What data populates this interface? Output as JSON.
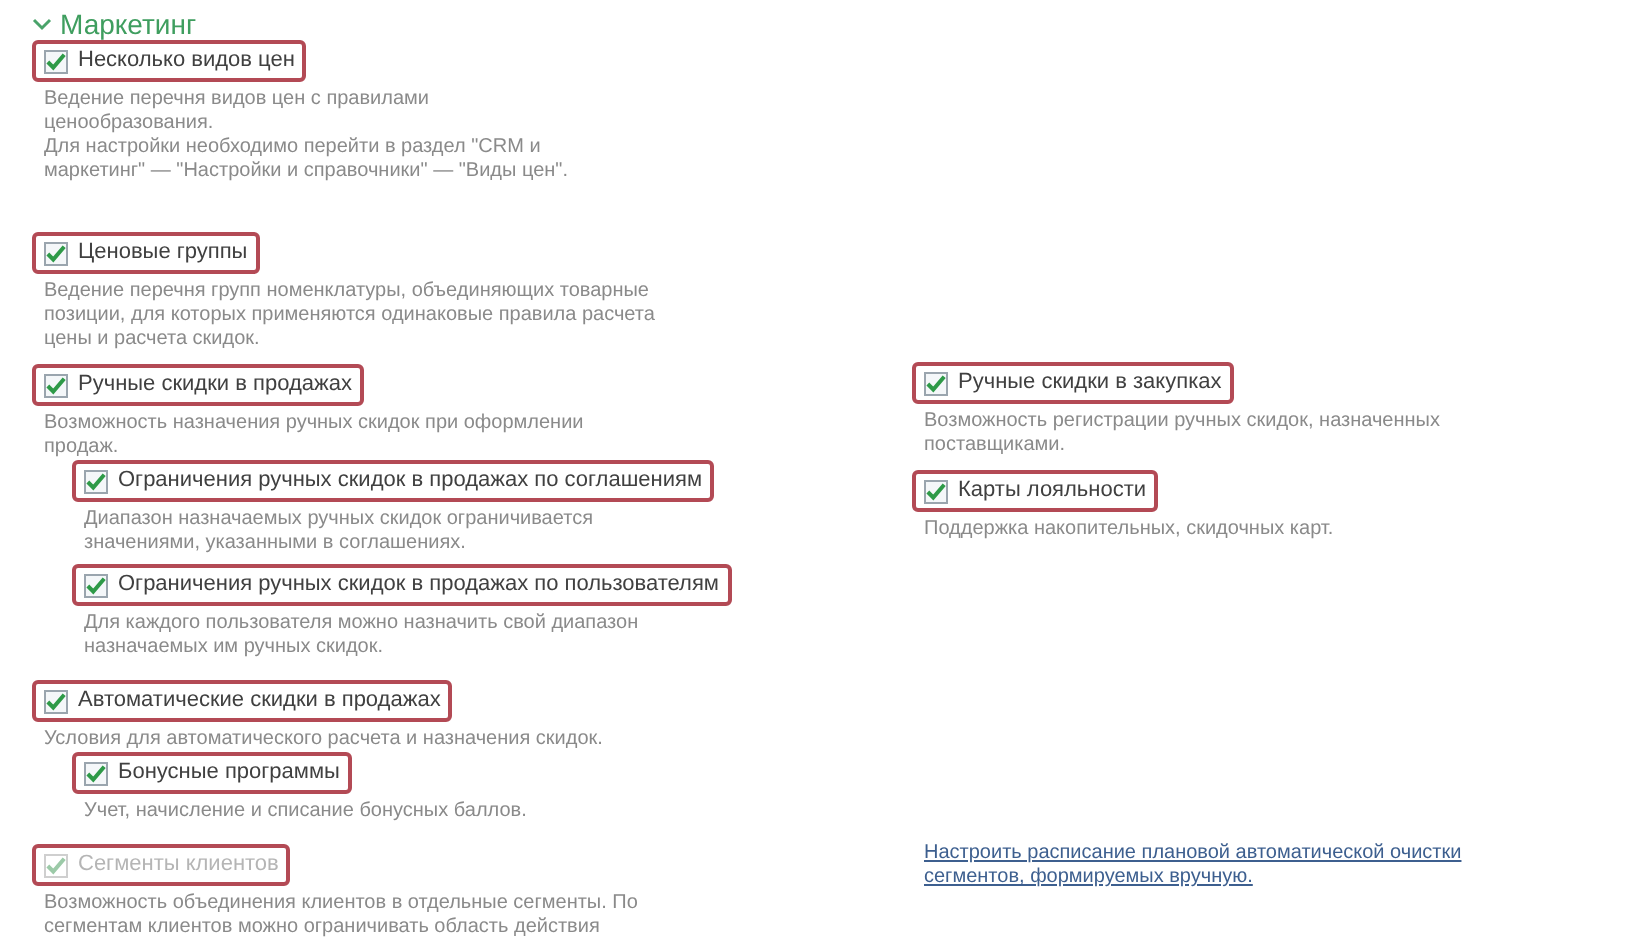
{
  "section": {
    "title": "Маркетинг",
    "expanded": true
  },
  "left": [
    {
      "label": "Несколько видов цен",
      "checked": true,
      "disabled": false,
      "highlighted": true,
      "description": "Ведение перечня видов цен с правилами\nценообразования.\nДля настройки необходимо перейти в раздел \"CRM и\nмаркетинг\" — \"Настройки и справочники\" — \"Виды цен\"."
    },
    {
      "label": "Ценовые группы",
      "checked": true,
      "disabled": false,
      "highlighted": true,
      "description": "Ведение перечня групп номенклатуры, объединяющих товарные\nпозиции, для которых применяются одинаковые правила расчета\nцены и расчета скидок."
    },
    {
      "label": "Ручные скидки в продажах",
      "checked": true,
      "disabled": false,
      "highlighted": true,
      "description": "Возможность назначения ручных скидок при оформлении\nпродаж.",
      "children": [
        {
          "label": "Ограничения ручных скидок в продажах по соглашениям",
          "checked": true,
          "disabled": false,
          "highlighted": true,
          "description": "Диапазон назначаемых ручных скидок ограничивается\nзначениями, указанными в соглашениях."
        },
        {
          "label": "Ограничения ручных скидок в продажах по пользователям",
          "checked": true,
          "disabled": false,
          "highlighted": true,
          "description": "Для каждого пользователя можно назначить свой диапазон\nназначаемых им ручных скидок."
        }
      ]
    },
    {
      "label": "Автоматические скидки в продажах",
      "checked": true,
      "disabled": false,
      "highlighted": true,
      "description": "Условия для автоматического расчета и назначения скидок.",
      "children": [
        {
          "label": "Бонусные программы",
          "checked": true,
          "disabled": false,
          "highlighted": true,
          "description": "Учет, начисление и списание бонусных баллов."
        }
      ]
    },
    {
      "label": "Сегменты клиентов",
      "checked": true,
      "disabled": true,
      "highlighted": true,
      "description": "Возможность объединения клиентов в отдельные сегменты. По\nсегментам клиентов можно ограничивать область действия"
    }
  ],
  "right": [
    {
      "kind": "checkbox",
      "label": "Ручные скидки в закупках",
      "checked": true,
      "disabled": false,
      "highlighted": true,
      "description": "Возможность регистрации ручных скидок, назначенных\nпоставщиками."
    },
    {
      "kind": "checkbox",
      "label": "Карты лояльности",
      "checked": true,
      "disabled": false,
      "highlighted": true,
      "description": "Поддержка накопительных, скидочных карт."
    },
    {
      "kind": "link",
      "label": "Настроить расписание плановой автоматической очистки\nсегментов, формируемых вручную."
    }
  ]
}
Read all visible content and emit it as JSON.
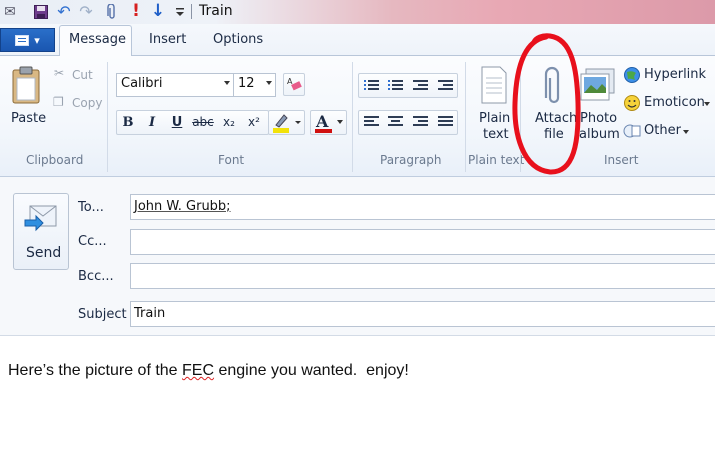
{
  "window": {
    "title": "Train"
  },
  "tabs": [
    {
      "label": "Message",
      "active": true
    },
    {
      "label": "Insert",
      "active": false
    },
    {
      "label": "Options",
      "active": false
    }
  ],
  "ribbon": {
    "clipboard": {
      "group_label": "Clipboard",
      "paste": "Paste",
      "cut": "Cut",
      "copy": "Copy"
    },
    "font": {
      "group_label": "Font",
      "family": "Calibri",
      "size": "12",
      "bold": "B",
      "italic": "I",
      "underline": "U",
      "strike": "abc",
      "subscript": "x₂",
      "superscript": "x²",
      "font_color_letter": "A"
    },
    "paragraph": {
      "group_label": "Paragraph"
    },
    "plain_text": {
      "group_label": "Plain text",
      "button": [
        "Plain",
        "text"
      ]
    },
    "insert": {
      "group_label": "Insert",
      "attach": [
        "Attach",
        "file"
      ],
      "photo": [
        "Photo",
        "album"
      ],
      "hyperlink": "Hyperlink",
      "emoticon": "Emoticon",
      "other": "Other"
    }
  },
  "compose": {
    "send_label": "Send",
    "to_label": "To...",
    "cc_label": "Cc...",
    "bcc_label": "Bcc...",
    "subject_label": "Subject",
    "to_value": "John W. Grubb;",
    "cc_value": "",
    "bcc_value": "",
    "subject_value": "Train"
  },
  "message_body": {
    "before": "Here’s the picture of the ",
    "misspelled": "FEC",
    "after": " engine you wanted.  enjoy!"
  },
  "colors": {
    "annotation_circle": "#e8101c",
    "app_button": "#1a56b0",
    "highlight": "#f2e20a",
    "font_color": "#d01010"
  }
}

————————

__Instruction__
Tally how many lines of the records hold the word "скидки". Answer with the number only.

__Result__
3